Task prompt —
Retype each of the following rows character for character, keeping their order.

## start

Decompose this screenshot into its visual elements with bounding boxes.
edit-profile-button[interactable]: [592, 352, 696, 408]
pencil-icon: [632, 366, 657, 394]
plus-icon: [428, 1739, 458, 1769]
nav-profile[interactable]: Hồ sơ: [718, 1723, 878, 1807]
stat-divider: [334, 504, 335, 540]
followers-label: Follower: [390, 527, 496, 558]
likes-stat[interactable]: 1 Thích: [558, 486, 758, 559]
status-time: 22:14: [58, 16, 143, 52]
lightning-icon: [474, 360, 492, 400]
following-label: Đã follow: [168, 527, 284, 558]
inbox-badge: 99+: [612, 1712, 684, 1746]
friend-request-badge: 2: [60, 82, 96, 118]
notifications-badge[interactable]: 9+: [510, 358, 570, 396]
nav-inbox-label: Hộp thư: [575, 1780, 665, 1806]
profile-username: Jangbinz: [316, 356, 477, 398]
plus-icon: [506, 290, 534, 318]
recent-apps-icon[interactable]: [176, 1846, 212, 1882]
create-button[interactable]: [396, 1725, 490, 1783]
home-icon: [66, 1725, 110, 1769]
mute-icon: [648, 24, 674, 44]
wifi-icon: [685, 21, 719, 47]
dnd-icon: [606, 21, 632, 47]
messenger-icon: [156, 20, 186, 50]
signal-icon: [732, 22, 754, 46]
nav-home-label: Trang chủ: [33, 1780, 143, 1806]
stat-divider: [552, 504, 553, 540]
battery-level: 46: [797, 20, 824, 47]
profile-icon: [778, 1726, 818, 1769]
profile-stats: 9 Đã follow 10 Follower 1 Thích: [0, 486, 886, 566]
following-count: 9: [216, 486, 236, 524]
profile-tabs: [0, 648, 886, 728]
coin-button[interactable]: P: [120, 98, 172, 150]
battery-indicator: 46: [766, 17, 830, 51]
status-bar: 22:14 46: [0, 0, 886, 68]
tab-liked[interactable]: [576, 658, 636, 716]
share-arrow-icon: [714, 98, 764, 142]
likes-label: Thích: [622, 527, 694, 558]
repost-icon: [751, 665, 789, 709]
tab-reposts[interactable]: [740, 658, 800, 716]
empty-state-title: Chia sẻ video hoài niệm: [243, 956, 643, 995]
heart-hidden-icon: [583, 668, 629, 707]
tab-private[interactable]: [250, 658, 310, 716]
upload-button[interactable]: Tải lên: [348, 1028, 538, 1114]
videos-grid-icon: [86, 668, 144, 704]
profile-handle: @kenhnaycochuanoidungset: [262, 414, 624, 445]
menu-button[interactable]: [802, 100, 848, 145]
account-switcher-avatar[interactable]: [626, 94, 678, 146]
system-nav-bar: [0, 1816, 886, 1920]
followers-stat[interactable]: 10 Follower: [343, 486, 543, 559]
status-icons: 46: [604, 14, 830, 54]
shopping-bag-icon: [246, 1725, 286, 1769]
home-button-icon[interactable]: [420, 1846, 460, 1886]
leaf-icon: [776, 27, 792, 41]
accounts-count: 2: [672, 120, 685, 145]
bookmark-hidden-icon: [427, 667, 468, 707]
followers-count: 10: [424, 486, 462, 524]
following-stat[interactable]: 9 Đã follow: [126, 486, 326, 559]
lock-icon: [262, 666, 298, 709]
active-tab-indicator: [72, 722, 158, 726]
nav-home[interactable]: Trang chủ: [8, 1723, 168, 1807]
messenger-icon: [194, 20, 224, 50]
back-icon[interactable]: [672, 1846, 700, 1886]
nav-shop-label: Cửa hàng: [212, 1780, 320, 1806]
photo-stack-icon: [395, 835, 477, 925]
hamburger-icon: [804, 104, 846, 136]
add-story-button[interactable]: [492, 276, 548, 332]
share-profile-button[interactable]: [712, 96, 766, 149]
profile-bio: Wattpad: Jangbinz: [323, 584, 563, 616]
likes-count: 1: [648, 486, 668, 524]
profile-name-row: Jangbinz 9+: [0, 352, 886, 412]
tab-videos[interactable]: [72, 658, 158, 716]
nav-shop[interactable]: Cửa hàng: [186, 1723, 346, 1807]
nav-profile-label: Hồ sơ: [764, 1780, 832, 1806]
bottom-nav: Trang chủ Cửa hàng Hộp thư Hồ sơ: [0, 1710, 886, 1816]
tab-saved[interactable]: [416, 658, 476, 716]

## end

Solution —
Decompose this screenshot into its visual elements with bounding boxes.
edit-profile-button[interactable]: [592, 352, 696, 408]
pencil-icon: [632, 366, 657, 394]
plus-icon: [428, 1739, 458, 1769]
nav-profile[interactable]: Hồ sơ: [718, 1723, 878, 1807]
stat-divider: [334, 504, 335, 540]
followers-label: Follower: [390, 527, 496, 558]
likes-stat[interactable]: 1 Thích: [558, 486, 758, 559]
status-time: 22:14: [58, 16, 143, 52]
lightning-icon: [474, 360, 492, 400]
following-label: Đã follow: [168, 527, 284, 558]
inbox-badge: 99+: [612, 1712, 684, 1746]
friend-request-badge: 2: [60, 82, 96, 118]
notifications-badge[interactable]: 9+: [510, 358, 570, 396]
nav-inbox-label: Hộp thư: [575, 1780, 665, 1806]
profile-username: Jangbinz: [316, 356, 477, 398]
plus-icon: [506, 290, 534, 318]
recent-apps-icon[interactable]: [176, 1846, 212, 1882]
create-button[interactable]: [396, 1725, 490, 1783]
home-icon: [66, 1725, 110, 1769]
mute-icon: [648, 24, 674, 44]
wifi-icon: [685, 21, 719, 47]
dnd-icon: [606, 21, 632, 47]
messenger-icon: [156, 20, 186, 50]
signal-icon: [732, 22, 754, 46]
nav-home-label: Trang chủ: [33, 1780, 143, 1806]
stat-divider: [552, 504, 553, 540]
battery-level: 46: [797, 20, 824, 47]
profile-icon: [778, 1726, 818, 1769]
profile-stats: 9 Đã follow 10 Follower 1 Thích: [0, 486, 886, 566]
following-count: 9: [216, 486, 236, 524]
profile-tabs: [0, 648, 886, 728]
coin-button[interactable]: P: [120, 98, 172, 150]
battery-indicator: 46: [766, 17, 830, 51]
status-bar: 22:14 46: [0, 0, 886, 68]
tab-liked[interactable]: [576, 658, 636, 716]
share-arrow-icon: [714, 98, 764, 142]
likes-label: Thích: [622, 527, 694, 558]
repost-icon: [751, 665, 789, 709]
tab-reposts[interactable]: [740, 658, 800, 716]
empty-state-title: Chia sẻ video hoài niệm: [243, 956, 643, 995]
heart-hidden-icon: [583, 668, 629, 707]
tab-private[interactable]: [250, 658, 310, 716]
upload-button[interactable]: Tải lên: [348, 1028, 538, 1114]
videos-grid-icon: [86, 668, 144, 704]
profile-handle: @kenhnaycochuanoidungset: [262, 414, 624, 445]
menu-button[interactable]: [802, 100, 848, 145]
account-switcher-avatar[interactable]: [626, 94, 678, 146]
system-nav-bar: [0, 1816, 886, 1920]
followers-stat[interactable]: 10 Follower: [343, 486, 543, 559]
status-icons: 46: [604, 14, 830, 54]
shopping-bag-icon: [246, 1725, 286, 1769]
home-button-icon[interactable]: [420, 1846, 460, 1886]
leaf-icon: [776, 27, 792, 41]
accounts-count: 2: [672, 120, 685, 145]
bookmark-hidden-icon: [427, 667, 468, 707]
followers-count: 10: [424, 486, 462, 524]
following-stat[interactable]: 9 Đã follow: [126, 486, 326, 559]
lock-icon: [262, 666, 298, 709]
active-tab-indicator: [72, 722, 158, 726]
nav-home[interactable]: Trang chủ: [8, 1723, 168, 1807]
messenger-icon: [194, 20, 224, 50]
back-icon[interactable]: [672, 1846, 700, 1886]
nav-shop-label: Cửa hàng: [212, 1780, 320, 1806]
photo-stack-icon: [395, 835, 477, 925]
hamburger-icon: [804, 104, 846, 136]
add-story-button[interactable]: [492, 276, 548, 332]
share-profile-button[interactable]: [712, 96, 766, 149]
profile-bio: Wattpad: Jangbinz: [323, 584, 563, 616]
likes-count: 1: [648, 486, 668, 524]
profile-name-row: Jangbinz 9+: [0, 352, 886, 412]
tab-videos[interactable]: [72, 658, 158, 716]
nav-shop[interactable]: Cửa hàng: [186, 1723, 346, 1807]
nav-profile-label: Hồ sơ: [764, 1780, 832, 1806]
bottom-nav: Trang chủ Cửa hàng Hộp thư Hồ sơ: [0, 1710, 886, 1816]
tab-saved[interactable]: [416, 658, 476, 716]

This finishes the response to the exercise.